▶ **DATA FOR THE TASK**

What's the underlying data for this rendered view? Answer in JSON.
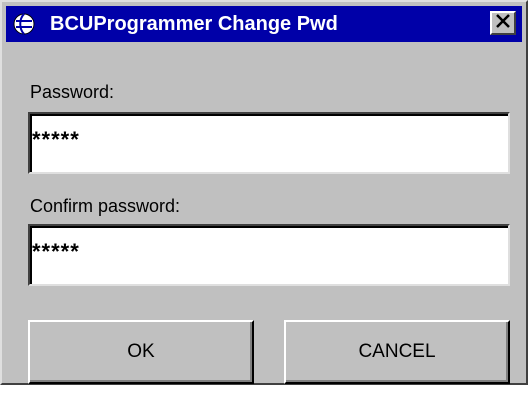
{
  "window": {
    "title": "BCUProgrammer Change Pwd",
    "icon": "app-globe-icon",
    "close_icon": "close-icon"
  },
  "form": {
    "password_label": "Password:",
    "password_value": "*****",
    "confirm_label": "Confirm password:",
    "confirm_value": "*****"
  },
  "buttons": {
    "ok_label": "OK",
    "cancel_label": "CANCEL"
  },
  "colors": {
    "titlebar": "#0000a8",
    "dialog_bg": "#c0c0c0"
  }
}
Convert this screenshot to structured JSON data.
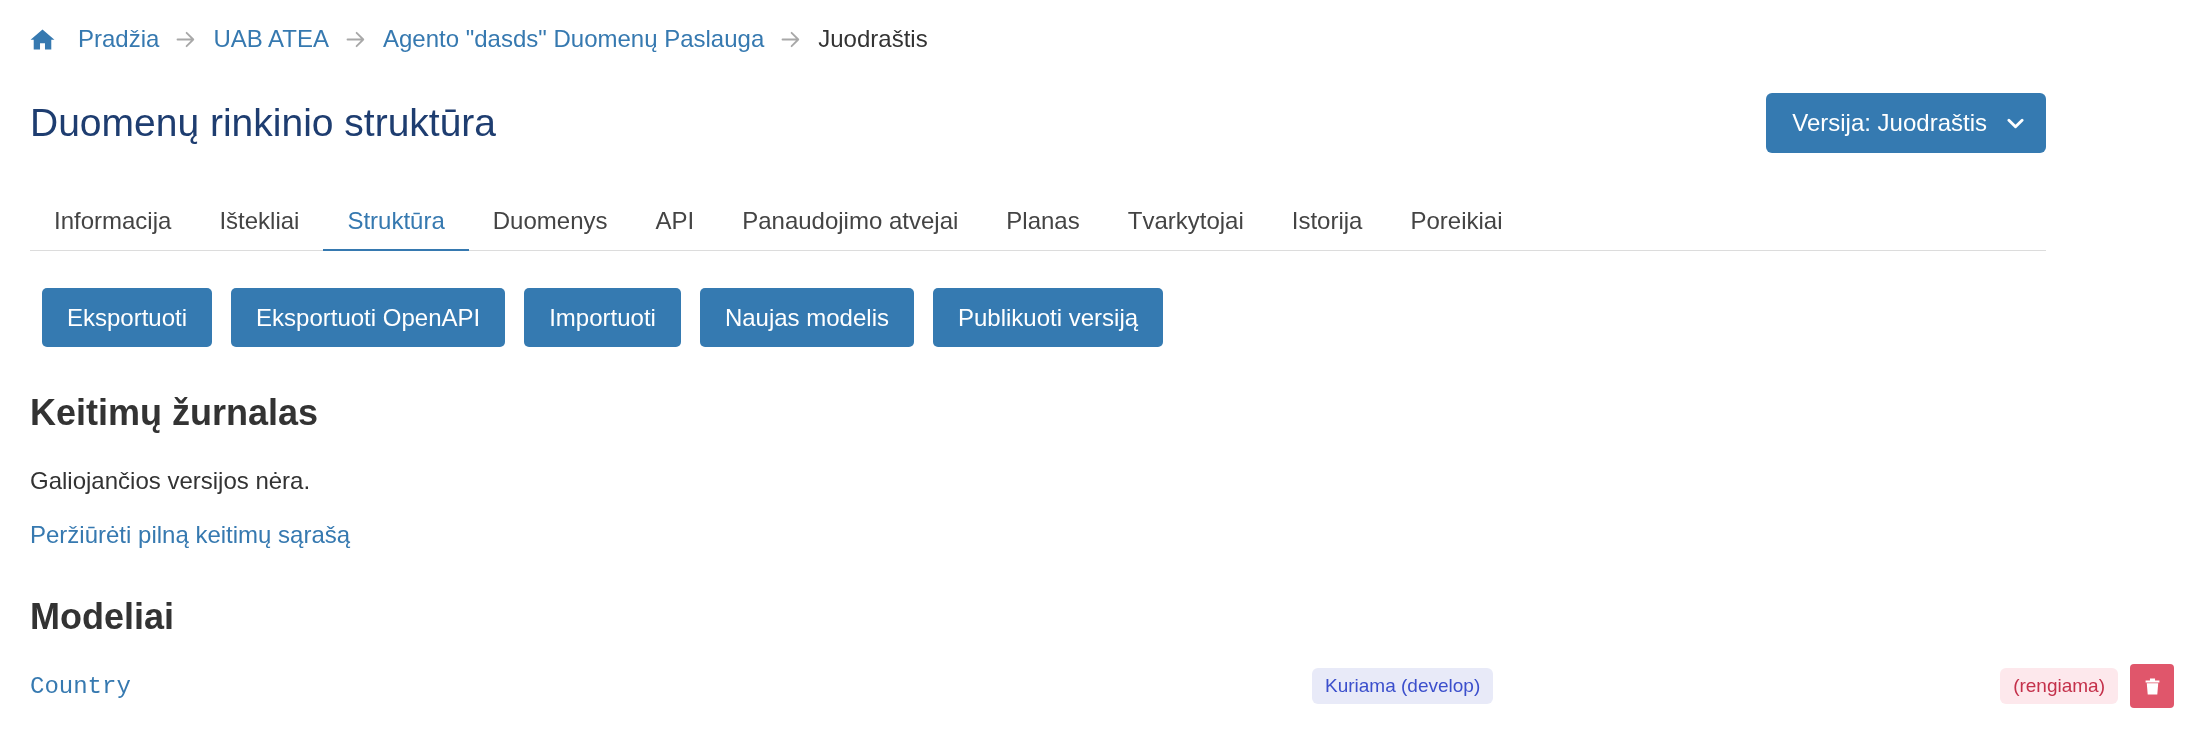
{
  "breadcrumb": [
    {
      "label": "Pradžia",
      "kind": "home"
    },
    {
      "label": "UAB ATEA",
      "kind": "link"
    },
    {
      "label": "Agento \"dasds\" Duomenų Paslauga",
      "kind": "link"
    },
    {
      "label": "Juodraštis",
      "kind": "current"
    }
  ],
  "page": {
    "title": "Duomenų rinkinio struktūra"
  },
  "version_button": {
    "label": "Versija: Juodraštis"
  },
  "tabs": [
    {
      "label": "Informacija",
      "selected": false
    },
    {
      "label": "Ištekliai",
      "selected": false
    },
    {
      "label": "Struktūra",
      "selected": true
    },
    {
      "label": "Duomenys",
      "selected": false
    },
    {
      "label": "API",
      "selected": false
    },
    {
      "label": "Panaudojimo atvejai",
      "selected": false
    },
    {
      "label": "Planas",
      "selected": false
    },
    {
      "label": "Tvarkytojai",
      "selected": false
    },
    {
      "label": "Istorija",
      "selected": false
    },
    {
      "label": "Poreikiai",
      "selected": false
    }
  ],
  "actions": [
    "Eksportuoti",
    "Eksportuoti OpenAPI",
    "Importuoti",
    "Naujas modelis",
    "Publikuoti versiją"
  ],
  "changelog": {
    "heading": "Keitimų žurnalas",
    "message": "Galiojančios versijos nėra.",
    "link": "Peržiūrėti pilną keitimų sąrašą"
  },
  "models": {
    "heading": "Modeliai",
    "rows": [
      {
        "name": "Country",
        "status": "Kuriama (develop)",
        "state": "(rengiama)"
      }
    ]
  }
}
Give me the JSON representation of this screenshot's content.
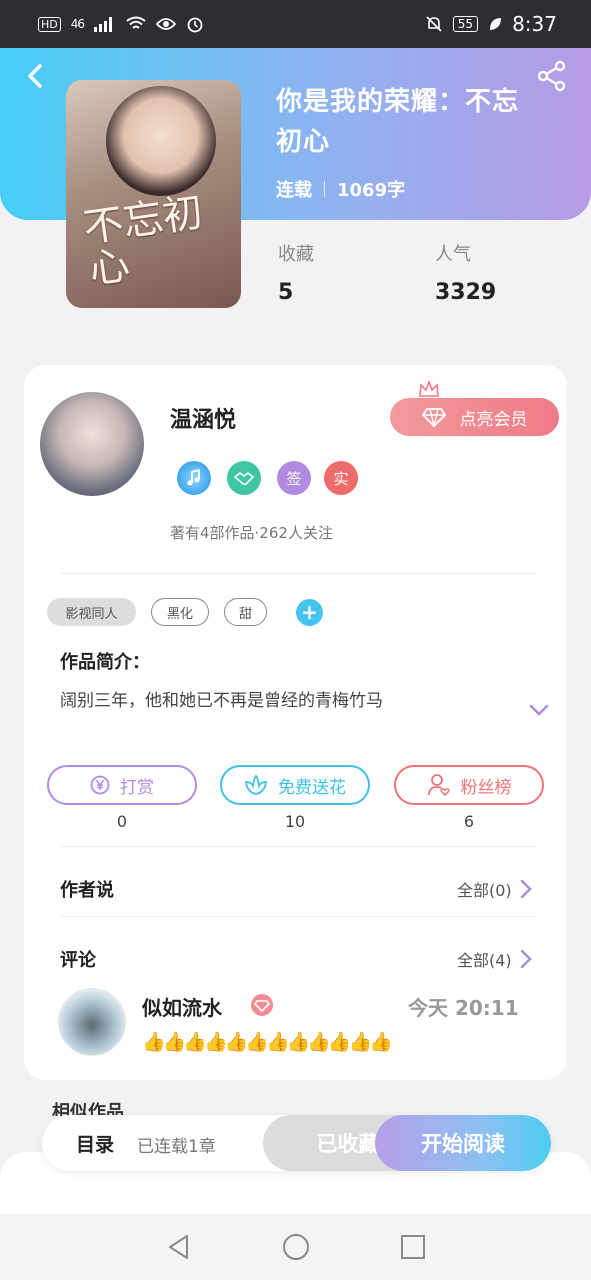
{
  "status_bar": {
    "hd": "HD",
    "network": "46",
    "battery": "55",
    "time": "8:37"
  },
  "book": {
    "title": "你是我的荣耀：不忘初心",
    "status": "连载",
    "word_count": "1069字",
    "cover_text": "不忘初心",
    "favorites_label": "收藏",
    "favorites_value": "5",
    "popularity_label": "人气",
    "popularity_value": "3329"
  },
  "author": {
    "name": "温涵悦",
    "vip_button": "点亮会员",
    "badges": [
      {
        "icon": "music-note-badge-icon",
        "color": "#3ea6f0"
      },
      {
        "icon": "handshake-badge-icon",
        "color": "#3ec6a5"
      },
      {
        "label": "签",
        "color": "#b18be0"
      },
      {
        "label": "实",
        "color": "#ef6b6b"
      }
    ],
    "stats": "著有4部作品·262人关注"
  },
  "tags": [
    "影视同人",
    "黑化",
    "甜"
  ],
  "synopsis": {
    "heading": "作品简介：",
    "text": "阔别三年，他和她已不再是曾经的青梅竹马"
  },
  "actions": [
    {
      "label": "打赏",
      "count": "0",
      "color": "#b38be2",
      "icon": "yen-coin-icon"
    },
    {
      "label": "免费送花",
      "count": "10",
      "color": "#3fc0e8",
      "icon": "flower-icon"
    },
    {
      "label": "粉丝榜",
      "count": "6",
      "color": "#ee7476",
      "icon": "fan-user-icon"
    }
  ],
  "author_says": {
    "heading": "作者说",
    "see_all": "全部(0)"
  },
  "comments": {
    "heading": "评论",
    "see_all": "全部(4)",
    "items": [
      {
        "user": "似如流水",
        "time": "今天 20:11",
        "text": "👍👍👍👍👍👍👍👍👍👍👍👍"
      }
    ]
  },
  "similar": {
    "heading": "相似作品"
  },
  "bottom_bar": {
    "toc": "目录",
    "chapters": "已连载1章",
    "favorited": "已收藏",
    "start_reading": "开始阅读"
  },
  "colors": {
    "hero_gradient_start": "#45cef4",
    "hero_gradient_end": "#b69be6",
    "vip_pink": "#ee7a87",
    "accent_cyan": "#47c3ef",
    "accent_purple": "#b79fe8"
  }
}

▶ **SHORT EXERCISE**
Copy every line of the data exactly as written, excluding the pictures.

▶ **RESPONSE TO THIS TASK**
What's the underlying data for this rendered view? Answer in JSON.
{
  "window": {
    "title": "BCUProgrammer Change Pwd",
    "icon": "app-globe-icon",
    "close_icon": "close-icon"
  },
  "form": {
    "password_label": "Password:",
    "password_value": "*****",
    "confirm_label": "Confirm password:",
    "confirm_value": "*****"
  },
  "buttons": {
    "ok_label": "OK",
    "cancel_label": "CANCEL"
  },
  "colors": {
    "titlebar": "#0000a8",
    "dialog_bg": "#c0c0c0"
  }
}
Convert this screenshot to structured JSON data.
{
  "breadcrumb": [
    {
      "label": "Pradžia",
      "kind": "home"
    },
    {
      "label": "UAB ATEA",
      "kind": "link"
    },
    {
      "label": "Agento \"dasds\" Duomenų Paslauga",
      "kind": "link"
    },
    {
      "label": "Juodraštis",
      "kind": "current"
    }
  ],
  "page": {
    "title": "Duomenų rinkinio struktūra"
  },
  "version_button": {
    "label": "Versija: Juodraštis"
  },
  "tabs": [
    {
      "label": "Informacija",
      "selected": false
    },
    {
      "label": "Ištekliai",
      "selected": false
    },
    {
      "label": "Struktūra",
      "selected": true
    },
    {
      "label": "Duomenys",
      "selected": false
    },
    {
      "label": "API",
      "selected": false
    },
    {
      "label": "Panaudojimo atvejai",
      "selected": false
    },
    {
      "label": "Planas",
      "selected": false
    },
    {
      "label": "Tvarkytojai",
      "selected": false
    },
    {
      "label": "Istorija",
      "selected": false
    },
    {
      "label": "Poreikiai",
      "selected": false
    }
  ],
  "actions": [
    "Eksportuoti",
    "Eksportuoti OpenAPI",
    "Importuoti",
    "Naujas modelis",
    "Publikuoti versiją"
  ],
  "changelog": {
    "heading": "Keitimų žurnalas",
    "message": "Galiojančios versijos nėra.",
    "link": "Peržiūrėti pilną keitimų sąrašą"
  },
  "models": {
    "heading": "Modeliai",
    "rows": [
      {
        "name": "Country",
        "status": "Kuriama (develop)",
        "state": "(rengiama)"
      }
    ]
  }
}
Give me the JSON representation of this screenshot's content.
{
  "status_bar": {
    "hd": "HD",
    "network": "46",
    "battery": "55",
    "time": "8:37"
  },
  "book": {
    "title": "你是我的荣耀：不忘初心",
    "status": "连载",
    "word_count": "1069字",
    "cover_text": "不忘初心",
    "favorites_label": "收藏",
    "favorites_value": "5",
    "popularity_label": "人气",
    "popularity_value": "3329"
  },
  "author": {
    "name": "温涵悦",
    "vip_button": "点亮会员",
    "badges": [
      {
        "icon": "music-note-badge-icon",
        "color": "#3ea6f0"
      },
      {
        "icon": "handshake-badge-icon",
        "color": "#3ec6a5"
      },
      {
        "label": "签",
        "color": "#b18be0"
      },
      {
        "label": "实",
        "color": "#ef6b6b"
      }
    ],
    "stats": "著有4部作品·262人关注"
  },
  "tags": [
    "影视同人",
    "黑化",
    "甜"
  ],
  "synopsis": {
    "heading": "作品简介：",
    "text": "阔别三年，他和她已不再是曾经的青梅竹马"
  },
  "actions": [
    {
      "label": "打赏",
      "count": "0",
      "color": "#b38be2",
      "icon": "yen-coin-icon"
    },
    {
      "label": "免费送花",
      "count": "10",
      "color": "#3fc0e8",
      "icon": "flower-icon"
    },
    {
      "label": "粉丝榜",
      "count": "6",
      "color": "#ee7476",
      "icon": "fan-user-icon"
    }
  ],
  "author_says": {
    "heading": "作者说",
    "see_all": "全部(0)"
  },
  "comments": {
    "heading": "评论",
    "see_all": "全部(4)",
    "items": [
      {
        "user": "似如流水",
        "time": "今天 20:11",
        "text": "👍👍👍👍👍👍👍👍👍👍👍👍"
      }
    ]
  },
  "similar": {
    "heading": "相似作品"
  },
  "bottom_bar": {
    "toc": "目录",
    "chapters": "已连载1章",
    "favorited": "已收藏",
    "start_reading": "开始阅读"
  },
  "colors": {
    "hero_gradient_start": "#45cef4",
    "hero_gradient_end": "#b69be6",
    "vip_pink": "#ee7a87",
    "accent_cyan": "#47c3ef",
    "accent_purple": "#b79fe8"
  }
}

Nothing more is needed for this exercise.